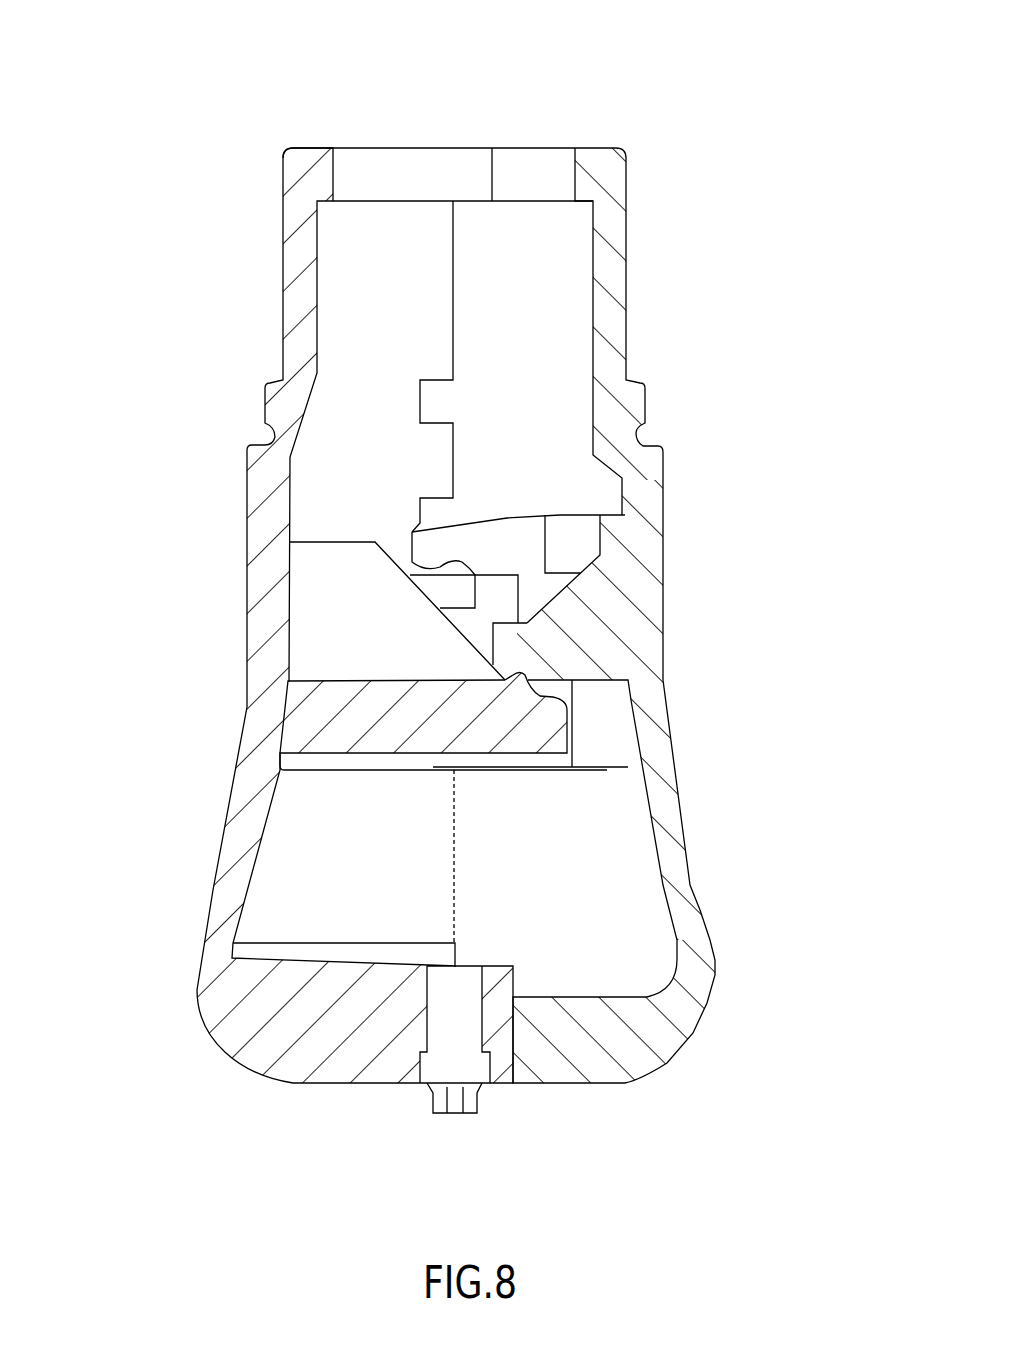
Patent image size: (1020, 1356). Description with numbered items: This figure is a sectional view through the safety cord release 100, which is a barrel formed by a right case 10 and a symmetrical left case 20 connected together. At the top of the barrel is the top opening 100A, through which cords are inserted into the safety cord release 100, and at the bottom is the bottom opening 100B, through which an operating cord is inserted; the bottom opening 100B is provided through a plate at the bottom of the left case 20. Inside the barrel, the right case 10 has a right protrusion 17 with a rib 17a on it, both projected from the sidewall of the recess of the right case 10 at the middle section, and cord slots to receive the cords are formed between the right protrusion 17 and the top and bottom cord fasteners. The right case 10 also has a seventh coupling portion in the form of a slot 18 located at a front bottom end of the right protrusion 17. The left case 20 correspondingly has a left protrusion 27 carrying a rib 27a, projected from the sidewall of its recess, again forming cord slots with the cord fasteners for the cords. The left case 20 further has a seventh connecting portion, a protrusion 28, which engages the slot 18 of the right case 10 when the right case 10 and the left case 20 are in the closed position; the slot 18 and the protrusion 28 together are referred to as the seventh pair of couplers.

The safety cord release 100 is at (692, 90).
The top opening 100A is at (410, 163).
The bottom opening 100B is at (455, 1070).
The right case 10 is at (639, 264).
The left case 20 is at (272, 265).
The right protrusion 17 is at (522, 633).
The rib 17a is at (578, 588).
The slot 18 is at (522, 671).
The left protrusion 27 is at (313, 722).
The rib 27a is at (352, 612).
The protrusion 28 is at (517, 685).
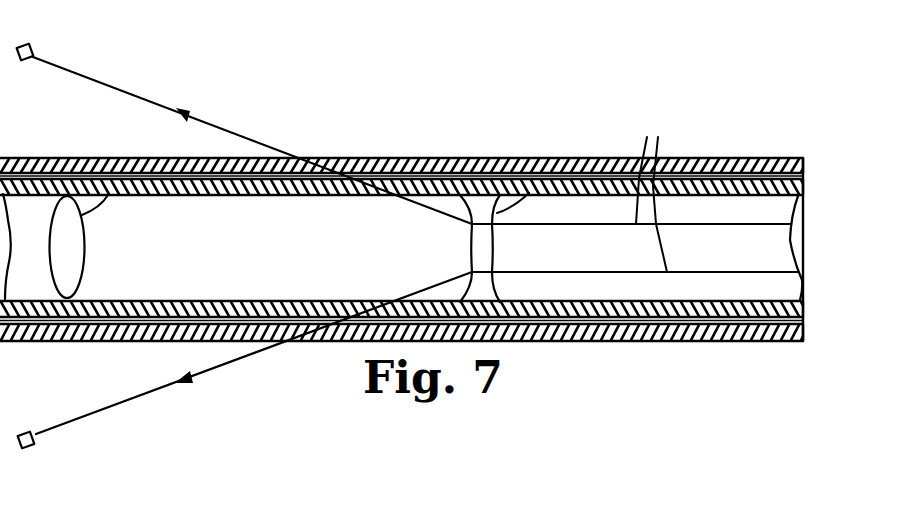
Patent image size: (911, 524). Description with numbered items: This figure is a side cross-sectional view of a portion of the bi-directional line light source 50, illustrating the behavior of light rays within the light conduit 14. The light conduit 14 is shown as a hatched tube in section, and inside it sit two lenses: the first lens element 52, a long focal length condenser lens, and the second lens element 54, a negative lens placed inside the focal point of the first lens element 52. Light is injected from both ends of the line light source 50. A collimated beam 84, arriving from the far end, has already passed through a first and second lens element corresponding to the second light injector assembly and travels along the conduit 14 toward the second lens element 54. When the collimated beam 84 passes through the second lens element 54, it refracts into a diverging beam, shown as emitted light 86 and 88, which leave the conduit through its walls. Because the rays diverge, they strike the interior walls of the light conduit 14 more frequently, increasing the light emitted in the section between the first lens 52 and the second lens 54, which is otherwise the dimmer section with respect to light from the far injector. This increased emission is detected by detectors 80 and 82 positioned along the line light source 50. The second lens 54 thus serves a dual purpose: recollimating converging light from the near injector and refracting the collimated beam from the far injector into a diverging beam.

The light conduit 14 is at (596, 316).
The bi-directional line light source 50 is at (390, 150).
The first lens element 52 is at (108, 195).
The second lens element 54 is at (529, 194).
The detector 80 is at (31, 449).
The detector 82 is at (27, 48).
The collimated beam 84 is at (653, 193).
The emitted light 86 is at (227, 128).
The emitted light 88 is at (212, 370).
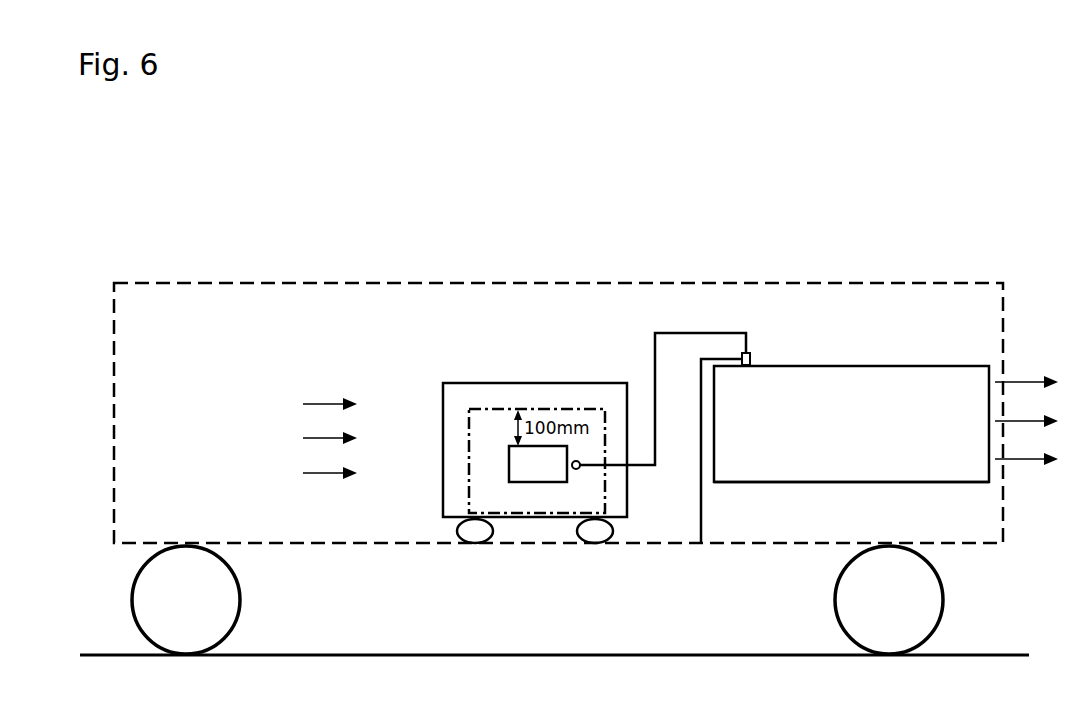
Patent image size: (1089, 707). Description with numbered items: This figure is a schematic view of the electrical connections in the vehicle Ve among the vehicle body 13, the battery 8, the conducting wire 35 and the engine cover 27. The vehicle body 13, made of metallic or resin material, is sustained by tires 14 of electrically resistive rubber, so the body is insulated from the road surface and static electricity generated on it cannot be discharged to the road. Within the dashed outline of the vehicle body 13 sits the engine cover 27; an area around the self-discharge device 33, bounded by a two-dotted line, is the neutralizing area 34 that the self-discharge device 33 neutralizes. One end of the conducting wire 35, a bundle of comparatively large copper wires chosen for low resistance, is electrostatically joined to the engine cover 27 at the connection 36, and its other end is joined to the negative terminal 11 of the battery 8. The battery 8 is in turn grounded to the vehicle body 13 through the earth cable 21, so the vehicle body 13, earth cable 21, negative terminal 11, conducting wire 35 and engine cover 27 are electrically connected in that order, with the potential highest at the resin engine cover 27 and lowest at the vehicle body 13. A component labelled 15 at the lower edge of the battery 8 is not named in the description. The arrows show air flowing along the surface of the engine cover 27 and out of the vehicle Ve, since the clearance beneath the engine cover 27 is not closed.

The vehicle Ve is at (362, 250).
The vehicle body 13 is at (541, 282).
The tires 14 is at (240, 599).
The battery 8 is at (870, 320).
The lower wall 15 is at (731, 476).
The negative terminal 11 is at (751, 357).
The conducting wire 35 is at (695, 333).
The earth cable 21 is at (699, 523).
The engine cover 27 is at (587, 383).
The neutralizing area 34 is at (469, 424).
The self-discharge device 33 is at (509, 466).
The connection 36 is at (576, 470).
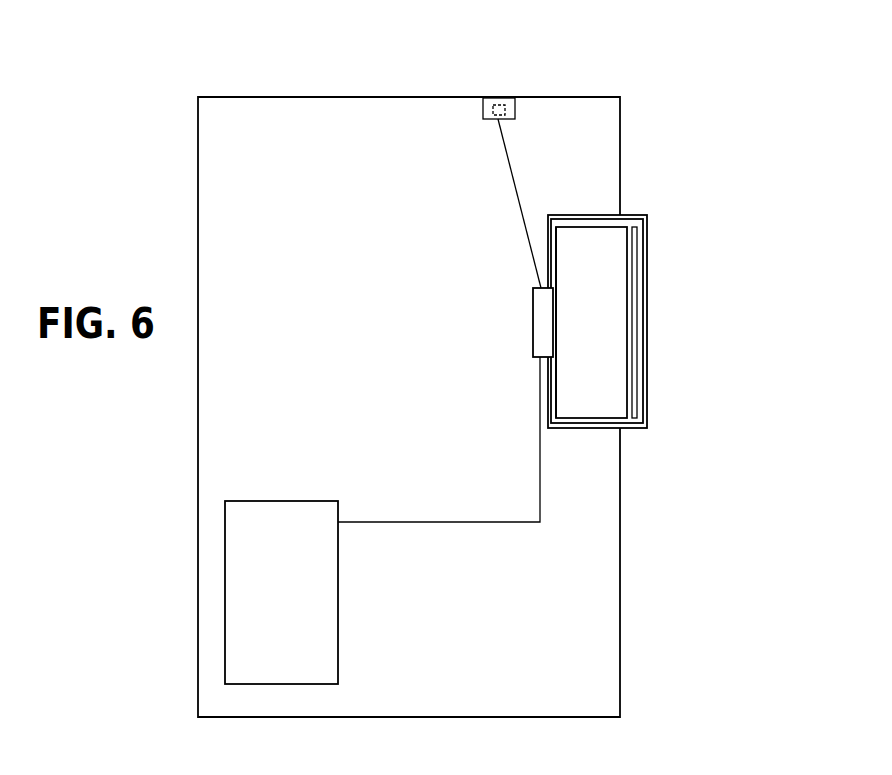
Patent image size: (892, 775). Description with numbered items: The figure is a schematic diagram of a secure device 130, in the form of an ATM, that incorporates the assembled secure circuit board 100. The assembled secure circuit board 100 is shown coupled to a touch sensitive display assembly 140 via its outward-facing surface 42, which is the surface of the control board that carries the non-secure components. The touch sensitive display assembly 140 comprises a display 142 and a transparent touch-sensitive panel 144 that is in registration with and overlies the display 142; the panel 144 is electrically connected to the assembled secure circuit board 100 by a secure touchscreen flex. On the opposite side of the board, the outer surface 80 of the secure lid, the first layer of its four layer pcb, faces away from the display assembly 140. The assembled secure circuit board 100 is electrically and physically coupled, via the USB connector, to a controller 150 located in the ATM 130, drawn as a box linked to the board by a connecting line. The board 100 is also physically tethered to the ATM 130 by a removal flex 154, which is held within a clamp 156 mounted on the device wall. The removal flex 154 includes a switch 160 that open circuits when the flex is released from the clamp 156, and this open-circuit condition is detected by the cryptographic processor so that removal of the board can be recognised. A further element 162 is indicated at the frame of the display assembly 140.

The secure device 130 is at (197, 148).
The clamp 156 is at (500, 98).
The switch 160 is at (483, 111).
The removal flex 154 is at (518, 203).
The touch sensitive display assembly 140 is at (650, 208).
The door frame 162 is at (551, 230).
The display 142 is at (585, 420).
The outward-facing surface 42 is at (557, 338).
The transparent touch-sensitive panel 144 is at (642, 405).
The assembled secure circuit board 100 is at (526, 342).
The outer surface 80 is at (533, 308).
The controller 150 is at (338, 620).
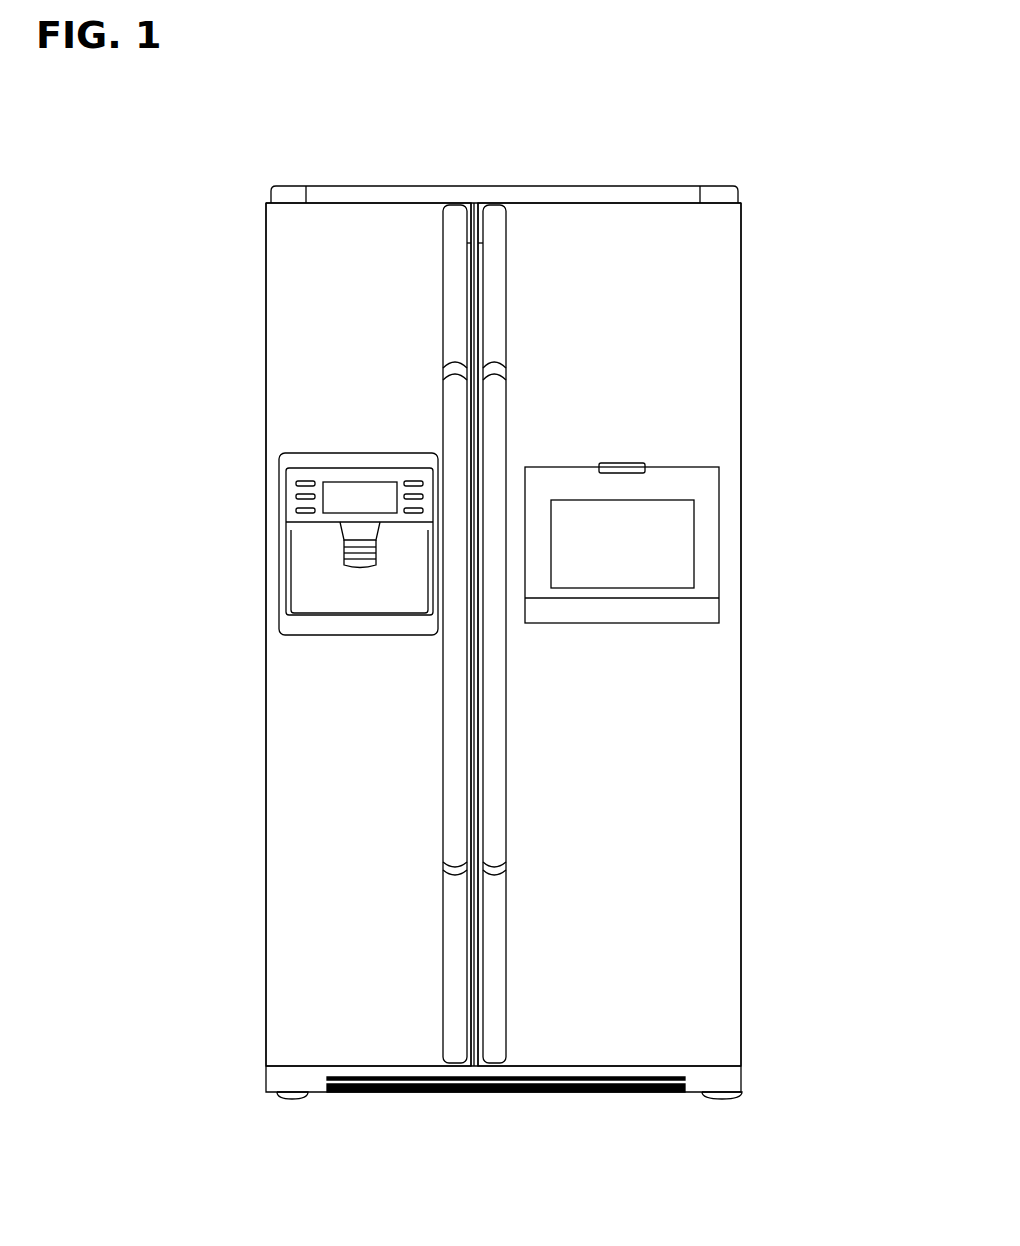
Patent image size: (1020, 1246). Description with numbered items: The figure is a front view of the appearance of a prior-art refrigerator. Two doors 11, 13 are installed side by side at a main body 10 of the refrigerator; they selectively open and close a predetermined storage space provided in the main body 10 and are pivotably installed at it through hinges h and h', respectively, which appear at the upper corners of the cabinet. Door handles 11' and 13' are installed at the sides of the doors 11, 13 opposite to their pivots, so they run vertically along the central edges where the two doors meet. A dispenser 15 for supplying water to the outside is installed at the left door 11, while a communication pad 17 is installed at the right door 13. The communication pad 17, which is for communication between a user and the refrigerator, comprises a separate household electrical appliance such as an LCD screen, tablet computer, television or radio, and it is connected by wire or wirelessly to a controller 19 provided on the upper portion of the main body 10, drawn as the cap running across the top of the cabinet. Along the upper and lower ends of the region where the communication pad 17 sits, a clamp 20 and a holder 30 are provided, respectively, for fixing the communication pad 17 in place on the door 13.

The main body 10 is at (746, 262).
The door 11 is at (305, 634).
The door 13 is at (672, 634).
The door handle 11' is at (319, 634).
The door handle 13' is at (646, 634).
The dispenser 15 is at (300, 566).
The communication pad 17 is at (708, 541).
The controller 19 is at (560, 186).
The clamp 20 is at (645, 465).
The holder 30 is at (705, 612).
The hinge h is at (307, 164).
The hinge h' is at (732, 165).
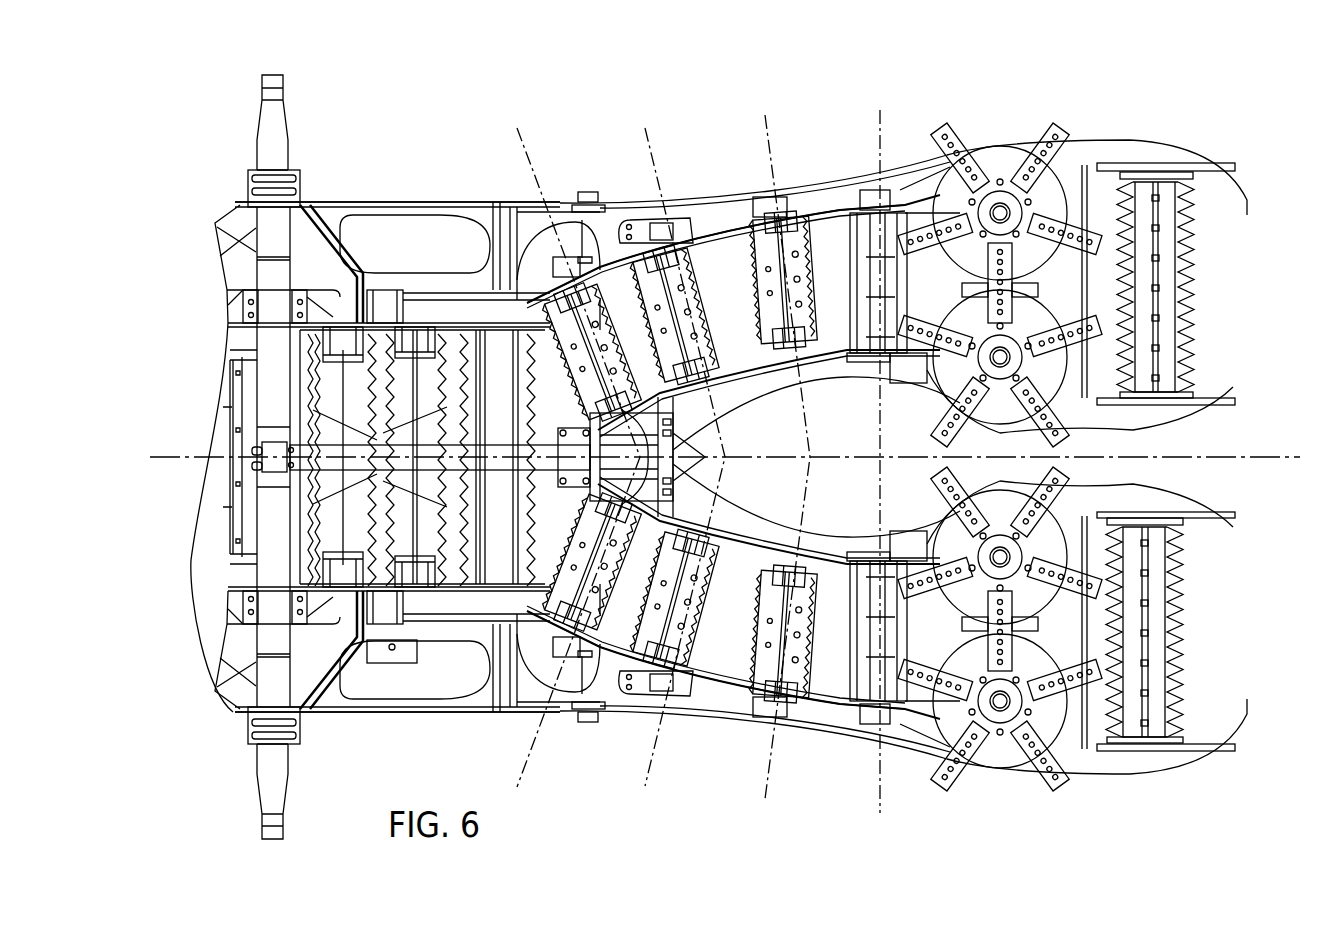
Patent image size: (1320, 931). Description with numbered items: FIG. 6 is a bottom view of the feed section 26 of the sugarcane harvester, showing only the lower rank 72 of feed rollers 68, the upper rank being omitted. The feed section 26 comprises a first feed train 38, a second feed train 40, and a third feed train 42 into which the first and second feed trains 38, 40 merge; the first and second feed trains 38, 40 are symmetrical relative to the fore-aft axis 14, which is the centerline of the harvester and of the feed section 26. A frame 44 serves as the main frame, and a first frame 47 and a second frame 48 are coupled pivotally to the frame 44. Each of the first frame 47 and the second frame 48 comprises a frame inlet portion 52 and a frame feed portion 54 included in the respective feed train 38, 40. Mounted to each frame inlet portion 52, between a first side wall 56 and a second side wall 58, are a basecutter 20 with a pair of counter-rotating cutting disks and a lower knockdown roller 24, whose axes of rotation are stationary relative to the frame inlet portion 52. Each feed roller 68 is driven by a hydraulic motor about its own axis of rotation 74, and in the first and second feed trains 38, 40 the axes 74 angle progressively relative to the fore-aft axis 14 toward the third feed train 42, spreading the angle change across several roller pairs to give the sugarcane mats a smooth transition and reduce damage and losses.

....

• GOAL:
Count the lines in the listing above that contain the string "self", treating uppercase and lowercase letters as distinct. Reply with the number alone.

• COMPLETE RESPONSE:
2